> **Task instructions**
Single out each line with the word "Besuch" and copy it.

> **Material for this task**
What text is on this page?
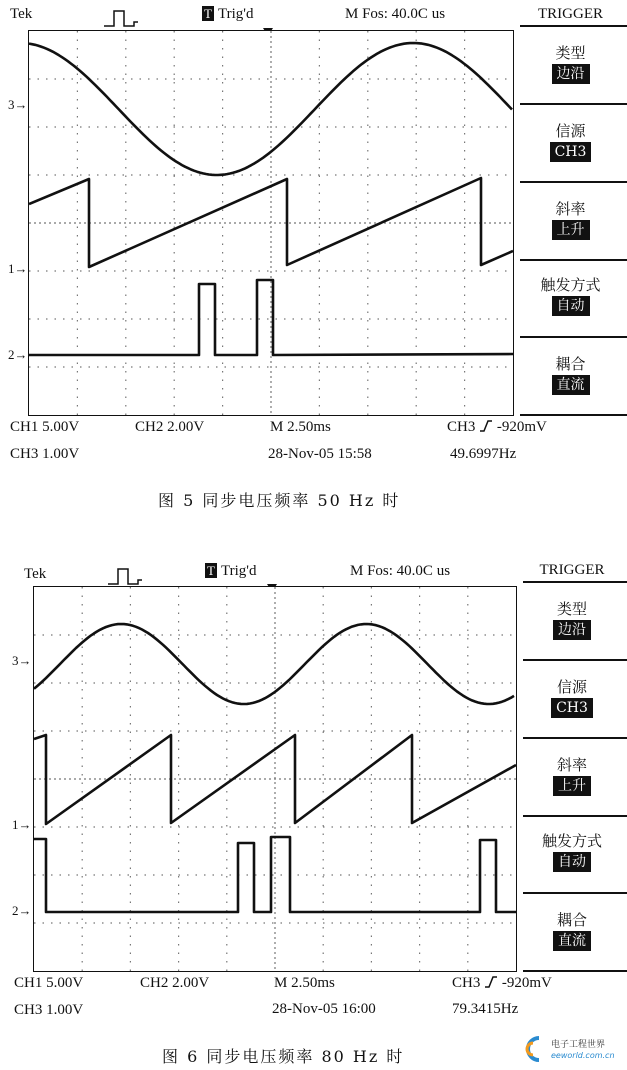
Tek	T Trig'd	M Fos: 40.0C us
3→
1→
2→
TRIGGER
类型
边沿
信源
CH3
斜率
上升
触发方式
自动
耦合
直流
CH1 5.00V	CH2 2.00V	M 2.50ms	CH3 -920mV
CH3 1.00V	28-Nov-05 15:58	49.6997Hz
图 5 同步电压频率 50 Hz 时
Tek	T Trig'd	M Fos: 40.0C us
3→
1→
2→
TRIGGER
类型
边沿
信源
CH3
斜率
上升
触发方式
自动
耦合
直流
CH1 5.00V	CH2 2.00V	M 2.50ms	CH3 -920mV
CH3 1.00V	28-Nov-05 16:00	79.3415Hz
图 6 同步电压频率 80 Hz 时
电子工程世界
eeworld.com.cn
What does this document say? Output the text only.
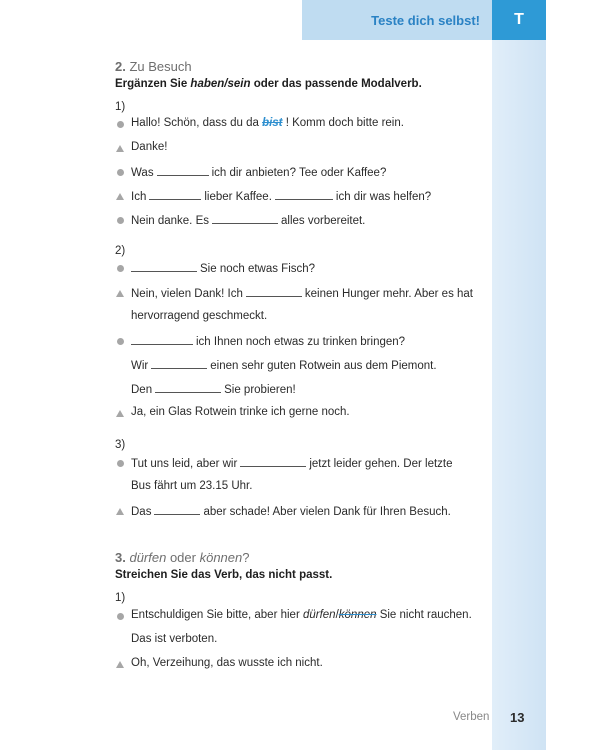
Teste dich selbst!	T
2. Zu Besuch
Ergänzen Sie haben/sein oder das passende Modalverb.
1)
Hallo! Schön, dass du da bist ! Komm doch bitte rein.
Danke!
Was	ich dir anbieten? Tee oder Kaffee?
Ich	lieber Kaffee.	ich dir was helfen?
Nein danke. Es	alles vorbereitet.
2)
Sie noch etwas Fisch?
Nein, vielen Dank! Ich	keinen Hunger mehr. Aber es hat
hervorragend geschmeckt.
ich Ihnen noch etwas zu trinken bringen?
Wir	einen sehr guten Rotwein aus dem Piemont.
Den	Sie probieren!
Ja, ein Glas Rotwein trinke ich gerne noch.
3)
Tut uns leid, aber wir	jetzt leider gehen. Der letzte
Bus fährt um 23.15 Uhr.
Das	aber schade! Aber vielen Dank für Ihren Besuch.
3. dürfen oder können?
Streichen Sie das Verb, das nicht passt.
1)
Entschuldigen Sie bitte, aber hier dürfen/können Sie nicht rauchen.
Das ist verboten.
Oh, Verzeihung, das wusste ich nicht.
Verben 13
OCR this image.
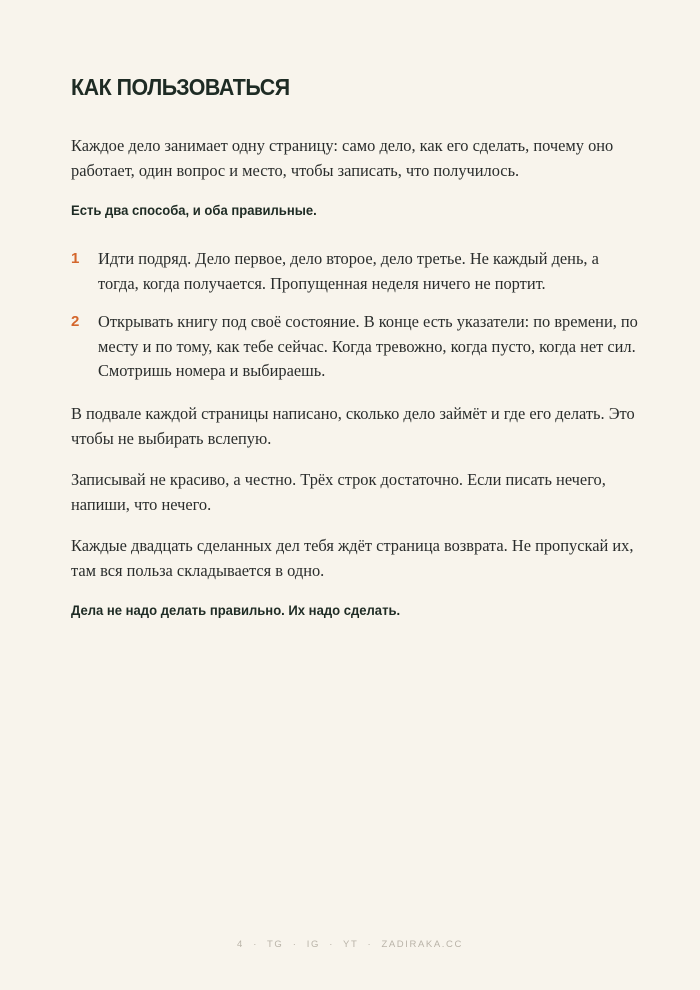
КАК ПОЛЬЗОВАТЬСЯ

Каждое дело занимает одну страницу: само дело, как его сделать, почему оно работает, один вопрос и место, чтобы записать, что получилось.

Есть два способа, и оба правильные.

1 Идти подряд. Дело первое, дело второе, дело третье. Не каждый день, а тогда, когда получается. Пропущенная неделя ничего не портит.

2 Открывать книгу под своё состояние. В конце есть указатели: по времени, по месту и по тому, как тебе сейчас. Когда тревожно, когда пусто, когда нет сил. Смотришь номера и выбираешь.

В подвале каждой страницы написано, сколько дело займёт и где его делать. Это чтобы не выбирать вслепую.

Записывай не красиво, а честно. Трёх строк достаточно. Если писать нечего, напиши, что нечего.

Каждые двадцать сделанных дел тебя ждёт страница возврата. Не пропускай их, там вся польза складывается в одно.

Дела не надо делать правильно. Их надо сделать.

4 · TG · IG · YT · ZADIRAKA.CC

> **Expected answer**
2. Zu Besuch
Das	aber schade! Aber vielen Dank für Ihren Besuch.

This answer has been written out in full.